• **Excerpts from a layout annotation set**:
----------------

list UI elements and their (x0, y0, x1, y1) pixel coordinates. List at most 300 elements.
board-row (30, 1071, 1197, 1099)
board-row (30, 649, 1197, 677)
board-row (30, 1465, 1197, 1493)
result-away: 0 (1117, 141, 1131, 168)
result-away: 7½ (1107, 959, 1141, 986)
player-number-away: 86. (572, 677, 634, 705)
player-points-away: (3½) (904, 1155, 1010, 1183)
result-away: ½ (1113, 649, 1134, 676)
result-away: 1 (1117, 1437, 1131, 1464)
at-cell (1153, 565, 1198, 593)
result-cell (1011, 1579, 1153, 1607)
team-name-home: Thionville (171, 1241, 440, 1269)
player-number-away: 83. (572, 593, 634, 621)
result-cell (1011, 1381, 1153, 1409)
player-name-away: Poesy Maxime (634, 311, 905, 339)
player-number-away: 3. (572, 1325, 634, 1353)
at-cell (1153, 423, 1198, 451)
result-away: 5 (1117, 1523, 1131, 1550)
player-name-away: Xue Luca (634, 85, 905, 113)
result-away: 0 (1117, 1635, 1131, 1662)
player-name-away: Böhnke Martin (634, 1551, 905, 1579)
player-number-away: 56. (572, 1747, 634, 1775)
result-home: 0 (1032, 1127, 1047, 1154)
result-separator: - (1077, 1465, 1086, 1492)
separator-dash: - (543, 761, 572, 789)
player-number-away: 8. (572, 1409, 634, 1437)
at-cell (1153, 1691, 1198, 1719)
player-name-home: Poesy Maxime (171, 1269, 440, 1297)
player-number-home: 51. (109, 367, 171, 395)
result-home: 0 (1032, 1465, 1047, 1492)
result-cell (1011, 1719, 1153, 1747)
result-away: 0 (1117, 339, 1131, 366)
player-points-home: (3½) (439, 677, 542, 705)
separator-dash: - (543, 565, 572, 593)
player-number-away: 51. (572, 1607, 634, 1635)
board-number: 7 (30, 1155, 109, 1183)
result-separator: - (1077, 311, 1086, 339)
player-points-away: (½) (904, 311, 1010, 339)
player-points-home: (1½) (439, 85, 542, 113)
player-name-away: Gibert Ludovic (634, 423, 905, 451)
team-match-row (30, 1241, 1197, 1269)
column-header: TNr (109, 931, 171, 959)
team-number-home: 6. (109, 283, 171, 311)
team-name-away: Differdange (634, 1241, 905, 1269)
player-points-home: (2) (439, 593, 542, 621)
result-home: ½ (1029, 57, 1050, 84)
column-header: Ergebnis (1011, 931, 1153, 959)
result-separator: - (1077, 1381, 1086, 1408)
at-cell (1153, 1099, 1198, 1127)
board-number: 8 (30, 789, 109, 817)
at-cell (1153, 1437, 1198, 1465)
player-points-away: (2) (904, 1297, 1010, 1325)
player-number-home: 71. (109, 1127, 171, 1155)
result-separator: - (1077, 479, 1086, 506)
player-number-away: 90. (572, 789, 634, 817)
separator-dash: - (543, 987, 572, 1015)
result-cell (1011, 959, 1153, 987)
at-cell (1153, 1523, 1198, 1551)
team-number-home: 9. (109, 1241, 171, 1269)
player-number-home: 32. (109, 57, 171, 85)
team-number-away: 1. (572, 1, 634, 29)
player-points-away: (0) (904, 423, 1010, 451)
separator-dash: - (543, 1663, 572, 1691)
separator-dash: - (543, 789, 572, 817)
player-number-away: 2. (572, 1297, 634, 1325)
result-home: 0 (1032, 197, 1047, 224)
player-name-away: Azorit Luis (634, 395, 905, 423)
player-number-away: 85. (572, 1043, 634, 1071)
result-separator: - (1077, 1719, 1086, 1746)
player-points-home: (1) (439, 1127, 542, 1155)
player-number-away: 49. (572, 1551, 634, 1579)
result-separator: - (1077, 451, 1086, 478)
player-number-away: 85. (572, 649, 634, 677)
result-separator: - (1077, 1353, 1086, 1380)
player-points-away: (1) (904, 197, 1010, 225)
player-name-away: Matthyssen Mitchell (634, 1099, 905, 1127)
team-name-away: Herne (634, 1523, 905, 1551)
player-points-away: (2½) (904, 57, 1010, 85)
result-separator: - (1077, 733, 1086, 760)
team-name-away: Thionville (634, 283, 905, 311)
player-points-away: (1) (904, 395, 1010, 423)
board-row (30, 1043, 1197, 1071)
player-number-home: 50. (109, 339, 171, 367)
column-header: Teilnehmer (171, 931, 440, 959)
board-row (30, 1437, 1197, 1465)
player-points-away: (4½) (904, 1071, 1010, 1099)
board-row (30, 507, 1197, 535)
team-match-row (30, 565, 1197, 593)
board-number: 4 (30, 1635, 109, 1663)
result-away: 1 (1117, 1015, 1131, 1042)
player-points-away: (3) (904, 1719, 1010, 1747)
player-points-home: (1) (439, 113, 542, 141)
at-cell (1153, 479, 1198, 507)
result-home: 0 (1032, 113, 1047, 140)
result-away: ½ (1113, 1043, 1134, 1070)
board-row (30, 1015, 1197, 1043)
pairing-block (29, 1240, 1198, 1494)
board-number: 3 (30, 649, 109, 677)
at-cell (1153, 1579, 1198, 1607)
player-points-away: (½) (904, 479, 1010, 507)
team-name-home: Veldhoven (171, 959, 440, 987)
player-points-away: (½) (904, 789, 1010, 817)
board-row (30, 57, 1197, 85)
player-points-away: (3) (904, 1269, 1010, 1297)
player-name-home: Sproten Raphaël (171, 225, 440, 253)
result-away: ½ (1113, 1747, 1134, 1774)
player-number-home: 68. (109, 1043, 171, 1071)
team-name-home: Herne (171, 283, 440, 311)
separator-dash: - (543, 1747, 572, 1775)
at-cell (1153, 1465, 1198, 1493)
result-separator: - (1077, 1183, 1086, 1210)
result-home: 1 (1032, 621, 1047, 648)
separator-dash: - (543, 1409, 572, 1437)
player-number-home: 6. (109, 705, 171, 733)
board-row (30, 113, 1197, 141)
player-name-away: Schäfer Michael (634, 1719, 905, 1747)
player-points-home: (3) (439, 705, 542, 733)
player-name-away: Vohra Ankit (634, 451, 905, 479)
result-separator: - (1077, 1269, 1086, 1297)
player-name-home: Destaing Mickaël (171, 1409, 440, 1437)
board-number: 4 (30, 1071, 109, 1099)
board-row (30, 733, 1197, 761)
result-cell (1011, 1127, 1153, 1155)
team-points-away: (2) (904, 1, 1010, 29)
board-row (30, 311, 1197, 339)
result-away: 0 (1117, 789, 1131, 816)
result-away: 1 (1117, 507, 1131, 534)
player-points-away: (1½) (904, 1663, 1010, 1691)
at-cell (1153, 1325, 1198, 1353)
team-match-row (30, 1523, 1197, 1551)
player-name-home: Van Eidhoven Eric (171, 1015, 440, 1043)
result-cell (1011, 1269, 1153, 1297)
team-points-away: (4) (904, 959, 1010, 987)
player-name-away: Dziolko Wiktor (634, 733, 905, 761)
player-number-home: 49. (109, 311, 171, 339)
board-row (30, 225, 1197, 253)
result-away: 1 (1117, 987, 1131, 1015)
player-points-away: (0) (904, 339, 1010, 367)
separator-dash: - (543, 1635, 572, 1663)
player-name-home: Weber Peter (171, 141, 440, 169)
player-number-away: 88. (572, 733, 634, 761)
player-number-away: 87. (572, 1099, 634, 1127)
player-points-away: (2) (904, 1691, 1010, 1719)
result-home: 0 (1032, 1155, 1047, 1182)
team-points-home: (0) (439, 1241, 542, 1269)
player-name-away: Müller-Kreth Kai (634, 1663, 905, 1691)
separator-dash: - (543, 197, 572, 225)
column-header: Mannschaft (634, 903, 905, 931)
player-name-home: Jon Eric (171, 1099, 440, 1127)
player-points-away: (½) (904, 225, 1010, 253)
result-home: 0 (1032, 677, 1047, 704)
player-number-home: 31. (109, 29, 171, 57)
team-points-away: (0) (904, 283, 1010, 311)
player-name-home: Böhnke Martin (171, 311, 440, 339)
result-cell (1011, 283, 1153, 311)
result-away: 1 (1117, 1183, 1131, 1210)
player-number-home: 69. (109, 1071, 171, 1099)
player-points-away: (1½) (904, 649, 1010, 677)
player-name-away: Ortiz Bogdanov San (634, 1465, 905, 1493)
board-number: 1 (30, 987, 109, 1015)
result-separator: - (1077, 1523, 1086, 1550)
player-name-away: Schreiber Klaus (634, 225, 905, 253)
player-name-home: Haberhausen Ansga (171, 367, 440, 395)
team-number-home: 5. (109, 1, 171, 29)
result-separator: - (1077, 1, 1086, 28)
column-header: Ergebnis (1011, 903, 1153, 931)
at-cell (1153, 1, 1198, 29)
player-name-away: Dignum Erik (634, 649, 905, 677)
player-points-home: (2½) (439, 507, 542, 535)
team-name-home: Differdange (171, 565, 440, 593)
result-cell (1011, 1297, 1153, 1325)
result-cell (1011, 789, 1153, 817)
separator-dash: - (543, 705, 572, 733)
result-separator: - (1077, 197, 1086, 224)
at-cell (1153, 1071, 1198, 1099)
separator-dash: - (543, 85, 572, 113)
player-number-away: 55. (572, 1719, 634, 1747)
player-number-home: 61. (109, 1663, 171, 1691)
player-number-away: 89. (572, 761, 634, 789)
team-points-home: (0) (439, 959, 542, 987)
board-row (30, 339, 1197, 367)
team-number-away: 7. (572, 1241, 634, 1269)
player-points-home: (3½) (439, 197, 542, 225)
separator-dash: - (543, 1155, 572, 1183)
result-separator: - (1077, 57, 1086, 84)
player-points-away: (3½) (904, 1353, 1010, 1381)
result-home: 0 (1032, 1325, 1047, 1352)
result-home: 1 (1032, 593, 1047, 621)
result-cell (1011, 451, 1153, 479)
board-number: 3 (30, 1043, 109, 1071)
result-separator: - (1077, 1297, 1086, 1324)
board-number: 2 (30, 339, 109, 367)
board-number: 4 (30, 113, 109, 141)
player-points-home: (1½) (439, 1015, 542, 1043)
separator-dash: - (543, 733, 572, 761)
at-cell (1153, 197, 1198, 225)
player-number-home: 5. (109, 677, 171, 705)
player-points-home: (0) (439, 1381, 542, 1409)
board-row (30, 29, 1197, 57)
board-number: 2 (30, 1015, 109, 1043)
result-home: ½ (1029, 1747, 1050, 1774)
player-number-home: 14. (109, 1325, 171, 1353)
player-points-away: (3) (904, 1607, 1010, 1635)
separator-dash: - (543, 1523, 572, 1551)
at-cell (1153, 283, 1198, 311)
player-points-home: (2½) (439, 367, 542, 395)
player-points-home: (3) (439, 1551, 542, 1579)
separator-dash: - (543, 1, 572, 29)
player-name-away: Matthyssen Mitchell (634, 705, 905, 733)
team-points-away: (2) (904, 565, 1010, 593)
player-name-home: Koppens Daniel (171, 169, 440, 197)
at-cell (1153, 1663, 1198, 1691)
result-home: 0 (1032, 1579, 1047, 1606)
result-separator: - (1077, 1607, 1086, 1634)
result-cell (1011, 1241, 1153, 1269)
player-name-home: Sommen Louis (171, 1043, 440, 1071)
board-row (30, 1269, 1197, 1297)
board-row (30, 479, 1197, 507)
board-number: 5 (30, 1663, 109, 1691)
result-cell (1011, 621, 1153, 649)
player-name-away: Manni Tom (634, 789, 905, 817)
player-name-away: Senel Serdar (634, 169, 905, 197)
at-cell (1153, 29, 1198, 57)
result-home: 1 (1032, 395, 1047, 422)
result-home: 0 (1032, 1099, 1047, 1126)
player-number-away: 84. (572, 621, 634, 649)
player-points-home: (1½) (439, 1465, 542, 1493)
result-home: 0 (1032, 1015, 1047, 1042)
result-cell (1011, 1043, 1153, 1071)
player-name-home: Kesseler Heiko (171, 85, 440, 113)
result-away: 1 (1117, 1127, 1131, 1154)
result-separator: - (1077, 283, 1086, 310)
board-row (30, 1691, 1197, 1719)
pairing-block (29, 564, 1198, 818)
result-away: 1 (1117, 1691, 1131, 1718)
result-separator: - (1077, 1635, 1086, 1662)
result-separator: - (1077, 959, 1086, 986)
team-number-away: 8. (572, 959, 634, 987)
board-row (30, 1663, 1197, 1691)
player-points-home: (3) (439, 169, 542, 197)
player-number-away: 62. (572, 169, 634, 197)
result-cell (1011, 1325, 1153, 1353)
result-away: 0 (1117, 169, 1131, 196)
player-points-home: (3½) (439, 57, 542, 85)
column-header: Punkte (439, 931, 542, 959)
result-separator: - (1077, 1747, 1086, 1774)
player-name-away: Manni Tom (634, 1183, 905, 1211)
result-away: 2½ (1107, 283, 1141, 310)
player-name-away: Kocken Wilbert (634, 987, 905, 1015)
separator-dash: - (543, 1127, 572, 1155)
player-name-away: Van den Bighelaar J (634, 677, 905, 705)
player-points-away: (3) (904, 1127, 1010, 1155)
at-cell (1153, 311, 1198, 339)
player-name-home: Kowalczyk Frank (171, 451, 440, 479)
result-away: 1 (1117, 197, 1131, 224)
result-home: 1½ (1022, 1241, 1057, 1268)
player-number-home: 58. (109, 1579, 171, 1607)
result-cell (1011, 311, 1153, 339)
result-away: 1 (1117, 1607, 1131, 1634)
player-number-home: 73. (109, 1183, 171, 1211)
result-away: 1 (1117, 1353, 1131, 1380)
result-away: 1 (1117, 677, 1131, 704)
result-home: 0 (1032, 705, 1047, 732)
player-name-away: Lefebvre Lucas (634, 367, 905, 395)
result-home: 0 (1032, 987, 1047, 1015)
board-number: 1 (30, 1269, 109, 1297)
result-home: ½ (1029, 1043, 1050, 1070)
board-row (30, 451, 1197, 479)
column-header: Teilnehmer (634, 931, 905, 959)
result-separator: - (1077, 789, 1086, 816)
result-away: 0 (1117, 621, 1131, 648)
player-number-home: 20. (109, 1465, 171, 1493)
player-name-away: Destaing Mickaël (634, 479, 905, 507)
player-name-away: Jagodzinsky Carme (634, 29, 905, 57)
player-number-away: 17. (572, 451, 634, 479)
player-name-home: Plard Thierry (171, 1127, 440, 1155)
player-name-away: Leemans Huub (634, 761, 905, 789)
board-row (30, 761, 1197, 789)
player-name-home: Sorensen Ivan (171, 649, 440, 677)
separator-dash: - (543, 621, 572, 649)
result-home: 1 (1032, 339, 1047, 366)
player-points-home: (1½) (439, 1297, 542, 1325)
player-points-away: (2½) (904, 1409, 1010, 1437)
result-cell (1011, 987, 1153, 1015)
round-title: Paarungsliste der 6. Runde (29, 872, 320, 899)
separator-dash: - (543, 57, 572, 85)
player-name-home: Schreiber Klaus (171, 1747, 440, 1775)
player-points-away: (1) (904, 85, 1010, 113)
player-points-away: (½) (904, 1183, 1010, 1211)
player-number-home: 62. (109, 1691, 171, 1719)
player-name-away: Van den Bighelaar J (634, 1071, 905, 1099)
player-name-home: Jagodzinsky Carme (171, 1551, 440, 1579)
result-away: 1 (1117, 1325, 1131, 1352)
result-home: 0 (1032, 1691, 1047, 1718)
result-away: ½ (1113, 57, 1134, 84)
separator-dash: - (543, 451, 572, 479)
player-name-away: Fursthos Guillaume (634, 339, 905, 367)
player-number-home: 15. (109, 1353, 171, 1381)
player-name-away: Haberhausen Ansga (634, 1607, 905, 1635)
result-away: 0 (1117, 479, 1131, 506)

----------------

• **WORK INSTRUCTIONS**: Across the stretch from the start of the records through the line containing "team-number-home: 6. (109, 283, 171, 311)", rename "board-row" to "table-row". Give back only those lines, otherwise unaltered.

• **FULL SOLUTION**:
list UI elements and their (x0, y0, x1, y1) pixel coordinates. List at most 300 elements.
table-row (30, 1071, 1197, 1099)
table-row (30, 649, 1197, 677)
table-row (30, 1465, 1197, 1493)
result-away: 0 (1117, 141, 1131, 168)
result-away: 7½ (1107, 959, 1141, 986)
player-number-away: 86. (572, 677, 634, 705)
player-points-away: (3½) (904, 1155, 1010, 1183)
result-away: ½ (1113, 649, 1134, 676)
result-away: 1 (1117, 1437, 1131, 1464)
at-cell (1153, 565, 1198, 593)
result-cell (1011, 1579, 1153, 1607)
team-name-home: Thionville (171, 1241, 440, 1269)
player-number-away: 83. (572, 593, 634, 621)
result-cell (1011, 1381, 1153, 1409)
player-name-away: Poesy Maxime (634, 311, 905, 339)
player-number-away: 3. (572, 1325, 634, 1353)
at-cell (1153, 423, 1198, 451)
result-away: 5 (1117, 1523, 1131, 1550)
player-name-away: Xue Luca (634, 85, 905, 113)
result-away: 0 (1117, 1635, 1131, 1662)
player-name-away: Böhnke Martin (634, 1551, 905, 1579)
player-number-away: 56. (572, 1747, 634, 1775)
result-home: 0 (1032, 1127, 1047, 1154)
result-separator: - (1077, 1465, 1086, 1492)
separator-dash: - (543, 761, 572, 789)
player-number-away: 8. (572, 1409, 634, 1437)
at-cell (1153, 1691, 1198, 1719)
player-name-home: Poesy Maxime (171, 1269, 440, 1297)
player-number-home: 51. (109, 367, 171, 395)
result-home: 0 (1032, 1465, 1047, 1492)
result-cell (1011, 1719, 1153, 1747)
result-away: 0 (1117, 339, 1131, 366)
player-points-home: (3½) (439, 677, 542, 705)
separator-dash: - (543, 565, 572, 593)
player-number-away: 51. (572, 1607, 634, 1635)
board-number: 7 (30, 1155, 109, 1183)
result-separator: - (1077, 311, 1086, 339)
player-points-away: (½) (904, 311, 1010, 339)
player-points-home: (1½) (439, 85, 542, 113)
player-name-away: Gibert Ludovic (634, 423, 905, 451)
team-match-row (30, 1241, 1197, 1269)
column-header: TNr (109, 931, 171, 959)
team-number-home: 6. (109, 283, 171, 311)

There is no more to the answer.